- **INSTRUÇÕES DA TAREFA**: Cite, sem qualquer alteração, a passagem do texto sobre a tristeza e a morte, começando em "Numa triste madrugada" e seguindo até "fingimos não ver...".

- **TRECHO DA PÁGINA**:
OS DOIS MUNDOS DE PERSERFÓNE!



Numa triste madrugada de 19 de setembro de 2013.

Quando a tristeza é um pequeno ponto de tinta vermelha que aporta num enorme balde de água límpida e, aos poucos, se espalha, contamina e se instala na imensidão translúcida, plantando um marrom sujo de terra, a gente não pode mais ir ao mundo para passear, sorrir ou dançar. Resta-nos encontrar um canto para nos encolher a espera da transposição das águas ou da mudança das estações. A chuva abundante apaga toda possibilidade de sol.
É que ela – a tristeza – vem sempre acompanhada. Desta vez, trouxe a morte para me fazer visitas e lembrar que cedo ou tarde, para quem já viveu muitas travessias marítimas ou para quem ainda tinha o seio carregado de leite, o fim da vida é certo, nos surpreende, nos tira do jogo. Quando? Não sabemos. O porquê? Muito menos. Acontece. Todos os dias e horas e minutos. Nós é que fingimos não ver...
E, a maior verdade, é que a certeza da morte a mim assusta. Como dizia Millôr Fernandes, assusta não só pela morte em si, mas, sobretudo pelo o que ela nos tira. E ela não só debita em nossa conta o desaparecimento de quem morre. Ela deflagra para nós a certeza da sempre proximidade de extinção da nossa própria vida. A morte nos tira a nossa ilusória paz. Lembra-nos da nossa própria perecividade. Puxa nossa orelha e grita: a vida é boa, mas finita. Acorda-nos para a única e maior certeza: nós e os nossos, um dia, iremos... Seguiremos sós, como sempre estivemos!
Olho o balde de água marrom novamente e nele encontro refletida uma fresta de janela. Onde neste instante só chovia, sem em mim nada lavar, agora aparece um sol timidamente radiante. É o mesmo sol que eu insistia em desenhar e aquela chuva renitente fazia desaparecer. Ele agora queima minhas orelhas. Não o vejo com nitidez, apenas o sinto. Temo novas chuvas. Em mim, há marcas que denunciam: o frio não foi nem nunca irá embora de todo. Ainda que enfraquecido, retornará.

- **MATERIAL COLETADO**:
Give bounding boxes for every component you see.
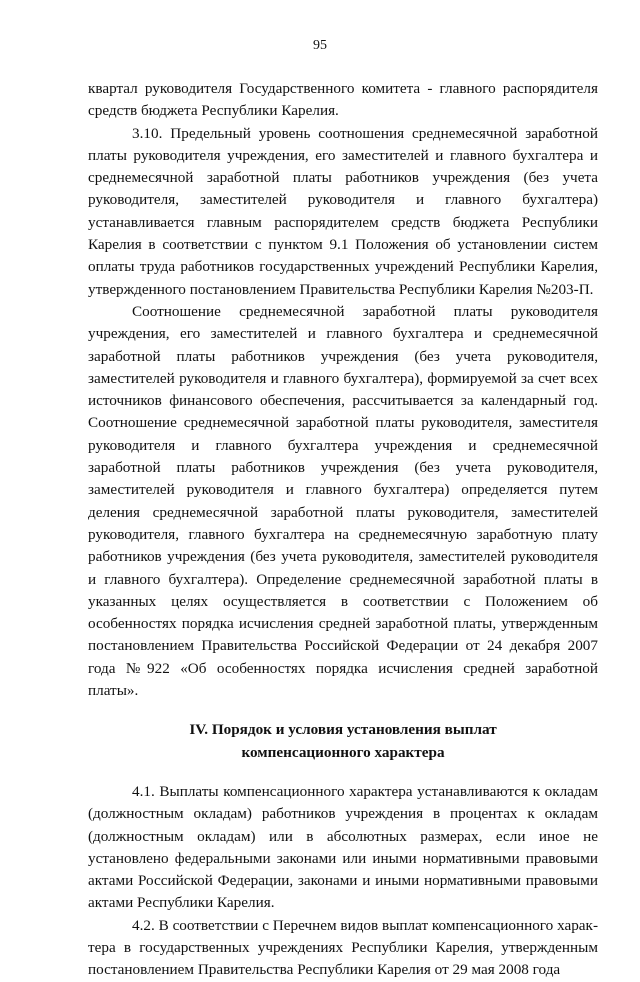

- **RESPOSTA DA TAREFA**:
Numa triste madrugada de 19 de setembro de 2013.

Quando a tristeza é um pequeno ponto de tinta vermelha que aporta num enorme balde de água límpida e, aos poucos, se espalha, contamina e se instala na imensidão translúcida, plantando um marrom sujo de terra, a gente não pode mais ir ao mundo para passear, sorrir ou dançar. Resta-nos encontrar um canto para nos encolher a espera da transposição das águas ou da mudança das estações. A chuva abundante apaga toda possibilidade de sol.
É que ela – a tristeza – vem sempre acompanhada. Desta vez, trouxe a morte para me fazer visitas e lembrar que cedo ou tarde, para quem já viveu muitas travessias marítimas ou para quem ainda tinha o seio carregado de leite, o fim da vida é certo, nos surpreende, nos tira do jogo. Quando? Não sabemos. O porquê? Muito menos. Acontece. Todos os dias e horas e minutos. Nós é que fingimos não ver...